Working data -
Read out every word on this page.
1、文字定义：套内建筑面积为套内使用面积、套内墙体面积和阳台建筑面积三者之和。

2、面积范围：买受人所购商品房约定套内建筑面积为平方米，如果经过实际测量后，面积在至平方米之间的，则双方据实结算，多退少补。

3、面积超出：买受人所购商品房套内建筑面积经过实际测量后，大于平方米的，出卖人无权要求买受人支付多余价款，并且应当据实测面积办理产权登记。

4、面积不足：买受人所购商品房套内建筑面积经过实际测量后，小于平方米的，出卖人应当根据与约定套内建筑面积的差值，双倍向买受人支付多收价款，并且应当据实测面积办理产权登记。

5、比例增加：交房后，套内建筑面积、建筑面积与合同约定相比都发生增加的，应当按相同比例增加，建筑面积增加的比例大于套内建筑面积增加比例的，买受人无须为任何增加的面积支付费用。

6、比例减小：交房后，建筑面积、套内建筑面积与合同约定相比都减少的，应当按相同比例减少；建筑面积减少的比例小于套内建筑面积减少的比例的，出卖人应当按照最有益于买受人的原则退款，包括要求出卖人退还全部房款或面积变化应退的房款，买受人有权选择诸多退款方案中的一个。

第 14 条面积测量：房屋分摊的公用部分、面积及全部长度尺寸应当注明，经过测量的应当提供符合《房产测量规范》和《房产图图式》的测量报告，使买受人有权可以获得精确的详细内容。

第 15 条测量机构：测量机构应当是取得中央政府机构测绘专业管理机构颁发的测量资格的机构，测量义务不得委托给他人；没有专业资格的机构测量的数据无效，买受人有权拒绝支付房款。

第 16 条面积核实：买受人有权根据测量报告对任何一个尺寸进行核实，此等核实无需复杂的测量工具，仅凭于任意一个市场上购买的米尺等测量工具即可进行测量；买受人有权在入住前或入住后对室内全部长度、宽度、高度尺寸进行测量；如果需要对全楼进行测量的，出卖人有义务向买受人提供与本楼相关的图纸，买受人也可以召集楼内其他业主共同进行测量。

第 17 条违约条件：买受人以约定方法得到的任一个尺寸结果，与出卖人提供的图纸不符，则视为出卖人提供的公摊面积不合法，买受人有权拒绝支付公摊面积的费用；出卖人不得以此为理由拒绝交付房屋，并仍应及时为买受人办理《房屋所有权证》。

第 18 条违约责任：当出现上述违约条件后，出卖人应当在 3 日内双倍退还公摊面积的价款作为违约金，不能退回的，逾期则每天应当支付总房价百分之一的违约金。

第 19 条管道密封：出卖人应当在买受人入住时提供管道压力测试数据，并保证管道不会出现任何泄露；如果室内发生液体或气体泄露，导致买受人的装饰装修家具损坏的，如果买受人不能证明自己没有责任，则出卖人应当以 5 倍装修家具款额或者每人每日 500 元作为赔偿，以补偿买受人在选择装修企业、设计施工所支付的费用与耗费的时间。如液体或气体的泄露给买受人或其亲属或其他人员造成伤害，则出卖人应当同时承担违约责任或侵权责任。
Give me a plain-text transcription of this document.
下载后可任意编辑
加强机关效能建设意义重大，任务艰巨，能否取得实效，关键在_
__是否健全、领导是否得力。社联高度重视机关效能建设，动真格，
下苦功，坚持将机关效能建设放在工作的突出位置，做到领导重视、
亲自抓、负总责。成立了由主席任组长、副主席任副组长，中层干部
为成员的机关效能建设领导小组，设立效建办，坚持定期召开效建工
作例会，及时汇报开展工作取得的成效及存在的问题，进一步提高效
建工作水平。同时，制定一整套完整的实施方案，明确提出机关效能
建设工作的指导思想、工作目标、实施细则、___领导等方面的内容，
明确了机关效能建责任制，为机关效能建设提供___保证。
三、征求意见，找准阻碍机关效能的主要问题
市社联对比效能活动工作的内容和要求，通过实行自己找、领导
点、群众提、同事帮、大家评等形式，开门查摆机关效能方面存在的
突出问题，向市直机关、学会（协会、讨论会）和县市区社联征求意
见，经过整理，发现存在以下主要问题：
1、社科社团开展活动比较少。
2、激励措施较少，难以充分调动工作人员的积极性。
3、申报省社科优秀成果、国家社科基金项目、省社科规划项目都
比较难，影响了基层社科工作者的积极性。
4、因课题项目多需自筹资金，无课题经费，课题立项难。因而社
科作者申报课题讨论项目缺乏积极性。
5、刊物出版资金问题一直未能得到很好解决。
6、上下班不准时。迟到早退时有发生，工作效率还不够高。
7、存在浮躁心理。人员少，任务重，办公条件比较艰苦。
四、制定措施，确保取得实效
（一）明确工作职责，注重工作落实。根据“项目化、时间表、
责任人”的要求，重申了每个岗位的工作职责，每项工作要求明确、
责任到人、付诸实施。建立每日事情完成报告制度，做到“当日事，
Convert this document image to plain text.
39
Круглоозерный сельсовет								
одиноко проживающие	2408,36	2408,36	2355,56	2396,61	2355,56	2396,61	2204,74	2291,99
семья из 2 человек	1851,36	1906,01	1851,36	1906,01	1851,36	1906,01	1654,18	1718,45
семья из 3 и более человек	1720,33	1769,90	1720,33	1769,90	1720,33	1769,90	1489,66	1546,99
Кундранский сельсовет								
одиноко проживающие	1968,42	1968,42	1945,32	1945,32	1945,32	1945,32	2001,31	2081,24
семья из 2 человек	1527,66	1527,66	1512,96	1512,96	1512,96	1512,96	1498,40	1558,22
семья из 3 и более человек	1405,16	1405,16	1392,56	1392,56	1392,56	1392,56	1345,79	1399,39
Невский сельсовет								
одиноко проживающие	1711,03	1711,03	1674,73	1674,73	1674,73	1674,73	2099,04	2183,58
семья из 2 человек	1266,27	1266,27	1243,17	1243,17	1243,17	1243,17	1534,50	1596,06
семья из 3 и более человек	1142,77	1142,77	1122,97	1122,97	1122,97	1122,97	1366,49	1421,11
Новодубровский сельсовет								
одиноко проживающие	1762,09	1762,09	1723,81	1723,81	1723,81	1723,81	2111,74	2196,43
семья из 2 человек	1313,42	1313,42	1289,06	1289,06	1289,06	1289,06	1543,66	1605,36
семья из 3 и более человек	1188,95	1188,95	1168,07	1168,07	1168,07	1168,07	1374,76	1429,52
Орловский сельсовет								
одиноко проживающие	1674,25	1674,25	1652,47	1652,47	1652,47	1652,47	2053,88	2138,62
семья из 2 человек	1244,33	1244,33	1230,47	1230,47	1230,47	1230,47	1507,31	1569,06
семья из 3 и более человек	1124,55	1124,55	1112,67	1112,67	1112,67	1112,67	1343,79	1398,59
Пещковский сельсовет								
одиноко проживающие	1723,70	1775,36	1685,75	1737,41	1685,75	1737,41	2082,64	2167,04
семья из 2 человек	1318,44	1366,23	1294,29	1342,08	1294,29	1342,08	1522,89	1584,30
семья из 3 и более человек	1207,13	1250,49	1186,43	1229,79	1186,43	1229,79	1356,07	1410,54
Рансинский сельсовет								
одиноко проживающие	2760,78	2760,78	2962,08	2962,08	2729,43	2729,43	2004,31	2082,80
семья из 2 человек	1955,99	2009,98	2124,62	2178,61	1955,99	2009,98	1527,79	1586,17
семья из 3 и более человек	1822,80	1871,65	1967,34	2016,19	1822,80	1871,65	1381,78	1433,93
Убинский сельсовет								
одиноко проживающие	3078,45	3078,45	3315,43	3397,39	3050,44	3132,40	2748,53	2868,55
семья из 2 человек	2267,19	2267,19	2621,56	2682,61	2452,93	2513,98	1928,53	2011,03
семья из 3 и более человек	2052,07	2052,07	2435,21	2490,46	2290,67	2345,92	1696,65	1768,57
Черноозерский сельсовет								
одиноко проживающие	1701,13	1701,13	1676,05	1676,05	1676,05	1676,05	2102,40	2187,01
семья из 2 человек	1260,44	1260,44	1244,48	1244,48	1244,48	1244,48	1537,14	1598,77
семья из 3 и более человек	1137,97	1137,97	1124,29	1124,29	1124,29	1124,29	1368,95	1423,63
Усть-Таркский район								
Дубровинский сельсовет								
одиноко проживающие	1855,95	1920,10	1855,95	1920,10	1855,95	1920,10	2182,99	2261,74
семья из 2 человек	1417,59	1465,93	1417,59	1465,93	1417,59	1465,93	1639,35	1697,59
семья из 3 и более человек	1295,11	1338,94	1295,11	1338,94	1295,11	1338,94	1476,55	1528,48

Task directions - Copy out each line in the preceding records that contains "this".

Complete answer -
Read out every word on this page.
Give me a plain-text transcription of this document.
Convert this document image to plain text.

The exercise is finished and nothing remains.